## START Stored records
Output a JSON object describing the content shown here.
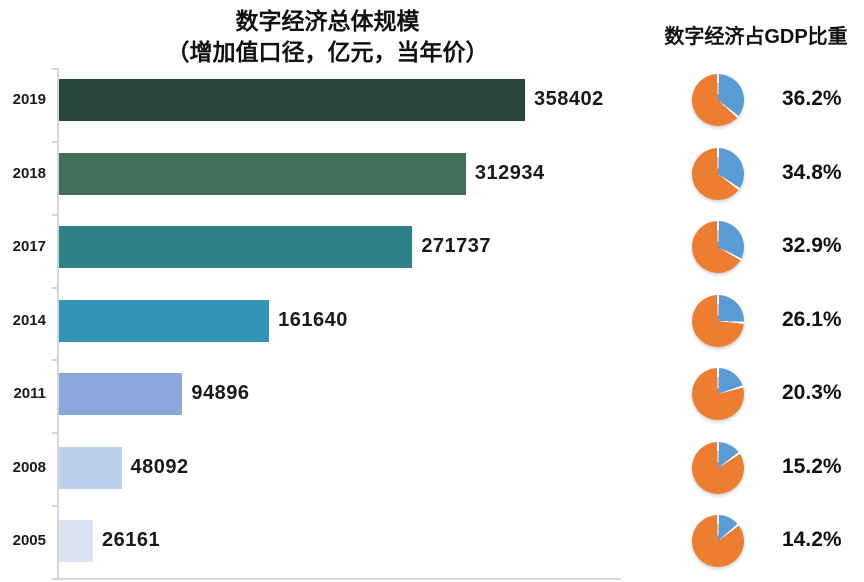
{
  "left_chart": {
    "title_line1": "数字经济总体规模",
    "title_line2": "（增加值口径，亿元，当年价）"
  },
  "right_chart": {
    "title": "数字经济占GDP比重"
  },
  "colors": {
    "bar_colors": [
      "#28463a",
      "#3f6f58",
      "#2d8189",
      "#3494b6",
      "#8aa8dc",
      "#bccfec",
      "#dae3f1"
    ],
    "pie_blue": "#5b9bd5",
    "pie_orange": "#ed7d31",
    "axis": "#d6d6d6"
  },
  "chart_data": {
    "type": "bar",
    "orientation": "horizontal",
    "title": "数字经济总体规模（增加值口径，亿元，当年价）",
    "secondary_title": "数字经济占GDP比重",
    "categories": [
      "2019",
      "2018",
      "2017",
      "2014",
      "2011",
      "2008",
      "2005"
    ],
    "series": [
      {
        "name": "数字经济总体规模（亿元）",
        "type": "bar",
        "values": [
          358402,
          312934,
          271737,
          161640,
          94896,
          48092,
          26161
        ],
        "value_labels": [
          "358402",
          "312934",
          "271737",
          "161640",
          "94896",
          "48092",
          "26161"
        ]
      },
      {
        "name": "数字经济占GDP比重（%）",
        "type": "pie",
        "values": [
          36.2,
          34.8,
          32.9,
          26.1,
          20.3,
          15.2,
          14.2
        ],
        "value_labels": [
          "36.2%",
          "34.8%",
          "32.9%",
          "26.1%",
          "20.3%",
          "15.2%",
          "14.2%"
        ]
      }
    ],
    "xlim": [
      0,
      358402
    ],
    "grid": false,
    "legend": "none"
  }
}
## END Stored records
■ Exercise requirements
Leave out the pictures and repeat everything else in the records exactly.

■ Problem solution
Output a JSON object describing the content shown here.
{
  "left_chart": {
    "title_line1": "数字经济总体规模",
    "title_line2": "（增加值口径，亿元，当年价）"
  },
  "right_chart": {
    "title": "数字经济占GDP比重"
  },
  "colors": {
    "bar_colors": [
      "#28463a",
      "#3f6f58",
      "#2d8189",
      "#3494b6",
      "#8aa8dc",
      "#bccfec",
      "#dae3f1"
    ],
    "pie_blue": "#5b9bd5",
    "pie_orange": "#ed7d31",
    "axis": "#d6d6d6"
  },
  "chart_data": {
    "type": "bar",
    "orientation": "horizontal",
    "title": "数字经济总体规模（增加值口径，亿元，当年价）",
    "secondary_title": "数字经济占GDP比重",
    "categories": [
      "2019",
      "2018",
      "2017",
      "2014",
      "2011",
      "2008",
      "2005"
    ],
    "series": [
      {
        "name": "数字经济总体规模（亿元）",
        "type": "bar",
        "values": [
          358402,
          312934,
          271737,
          161640,
          94896,
          48092,
          26161
        ],
        "value_labels": [
          "358402",
          "312934",
          "271737",
          "161640",
          "94896",
          "48092",
          "26161"
        ]
      },
      {
        "name": "数字经济占GDP比重（%）",
        "type": "pie",
        "values": [
          36.2,
          34.8,
          32.9,
          26.1,
          20.3,
          15.2,
          14.2
        ],
        "value_labels": [
          "36.2%",
          "34.8%",
          "32.9%",
          "26.1%",
          "20.3%",
          "15.2%",
          "14.2%"
        ]
      }
    ],
    "xlim": [
      0,
      358402
    ],
    "grid": false,
    "legend": "none"
  }
}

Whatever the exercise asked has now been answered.